[Collected data entries]
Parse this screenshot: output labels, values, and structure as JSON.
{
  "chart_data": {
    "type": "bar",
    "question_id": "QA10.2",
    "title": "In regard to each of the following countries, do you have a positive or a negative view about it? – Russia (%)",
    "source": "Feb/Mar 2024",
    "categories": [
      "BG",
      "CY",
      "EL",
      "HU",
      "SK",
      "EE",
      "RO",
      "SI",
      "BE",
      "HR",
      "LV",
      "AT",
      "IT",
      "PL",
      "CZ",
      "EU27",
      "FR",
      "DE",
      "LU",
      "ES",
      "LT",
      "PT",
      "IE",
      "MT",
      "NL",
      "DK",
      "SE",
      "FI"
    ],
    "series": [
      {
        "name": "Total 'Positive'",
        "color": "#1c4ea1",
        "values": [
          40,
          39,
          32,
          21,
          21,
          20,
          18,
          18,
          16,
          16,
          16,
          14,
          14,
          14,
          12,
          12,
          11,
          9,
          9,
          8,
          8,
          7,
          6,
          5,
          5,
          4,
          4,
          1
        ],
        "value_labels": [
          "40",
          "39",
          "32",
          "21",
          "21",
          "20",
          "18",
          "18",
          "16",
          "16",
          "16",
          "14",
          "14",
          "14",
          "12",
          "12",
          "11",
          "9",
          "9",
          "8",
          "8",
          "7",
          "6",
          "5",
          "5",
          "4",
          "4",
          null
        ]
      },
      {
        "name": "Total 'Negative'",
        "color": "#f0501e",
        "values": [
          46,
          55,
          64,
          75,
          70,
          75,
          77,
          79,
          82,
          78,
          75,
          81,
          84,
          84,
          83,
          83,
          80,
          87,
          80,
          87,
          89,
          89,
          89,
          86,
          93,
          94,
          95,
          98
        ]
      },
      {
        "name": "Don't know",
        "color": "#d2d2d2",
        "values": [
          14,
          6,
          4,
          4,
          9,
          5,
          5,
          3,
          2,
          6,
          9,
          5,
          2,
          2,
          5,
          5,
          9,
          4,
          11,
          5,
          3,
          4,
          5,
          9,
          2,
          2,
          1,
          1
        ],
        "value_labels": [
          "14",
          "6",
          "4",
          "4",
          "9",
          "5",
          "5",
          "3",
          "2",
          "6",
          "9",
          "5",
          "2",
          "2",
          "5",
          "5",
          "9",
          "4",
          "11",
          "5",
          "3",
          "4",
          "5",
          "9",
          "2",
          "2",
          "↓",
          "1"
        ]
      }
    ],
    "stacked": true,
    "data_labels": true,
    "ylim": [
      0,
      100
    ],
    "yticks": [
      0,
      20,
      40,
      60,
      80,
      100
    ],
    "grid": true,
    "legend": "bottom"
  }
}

## WHAT TO PRODUCE
Every line above should be written out again exactly as it stands.

## WRITTEN SOLUTION
Parse this screenshot: output labels, values, and structure as JSON.
{
  "chart_data": {
    "type": "bar",
    "question_id": "QA10.2",
    "title": "In regard to each of the following countries, do you have a positive or a negative view about it? – Russia (%)",
    "source": "Feb/Mar 2024",
    "categories": [
      "BG",
      "CY",
      "EL",
      "HU",
      "SK",
      "EE",
      "RO",
      "SI",
      "BE",
      "HR",
      "LV",
      "AT",
      "IT",
      "PL",
      "CZ",
      "EU27",
      "FR",
      "DE",
      "LU",
      "ES",
      "LT",
      "PT",
      "IE",
      "MT",
      "NL",
      "DK",
      "SE",
      "FI"
    ],
    "series": [
      {
        "name": "Total 'Positive'",
        "color": "#1c4ea1",
        "values": [
          40,
          39,
          32,
          21,
          21,
          20,
          18,
          18,
          16,
          16,
          16,
          14,
          14,
          14,
          12,
          12,
          11,
          9,
          9,
          8,
          8,
          7,
          6,
          5,
          5,
          4,
          4,
          1
        ],
        "value_labels": [
          "40",
          "39",
          "32",
          "21",
          "21",
          "20",
          "18",
          "18",
          "16",
          "16",
          "16",
          "14",
          "14",
          "14",
          "12",
          "12",
          "11",
          "9",
          "9",
          "8",
          "8",
          "7",
          "6",
          "5",
          "5",
          "4",
          "4",
          null
        ]
      },
      {
        "name": "Total 'Negative'",
        "color": "#f0501e",
        "values": [
          46,
          55,
          64,
          75,
          70,
          75,
          77,
          79,
          82,
          78,
          75,
          81,
          84,
          84,
          83,
          83,
          80,
          87,
          80,
          87,
          89,
          89,
          89,
          86,
          93,
          94,
          95,
          98
        ]
      },
      {
        "name": "Don't know",
        "color": "#d2d2d2",
        "values": [
          14,
          6,
          4,
          4,
          9,
          5,
          5,
          3,
          2,
          6,
          9,
          5,
          2,
          2,
          5,
          5,
          9,
          4,
          11,
          5,
          3,
          4,
          5,
          9,
          2,
          2,
          1,
          1
        ],
        "value_labels": [
          "14",
          "6",
          "4",
          "4",
          "9",
          "5",
          "5",
          "3",
          "2",
          "6",
          "9",
          "5",
          "2",
          "2",
          "5",
          "5",
          "9",
          "4",
          "11",
          "5",
          "3",
          "4",
          "5",
          "9",
          "2",
          "2",
          "↓",
          "1"
        ]
      }
    ],
    "stacked": true,
    "data_labels": true,
    "ylim": [
      0,
      100
    ],
    "yticks": [
      0,
      20,
      40,
      60,
      80,
      100
    ],
    "grid": true,
    "legend": "bottom"
  }
}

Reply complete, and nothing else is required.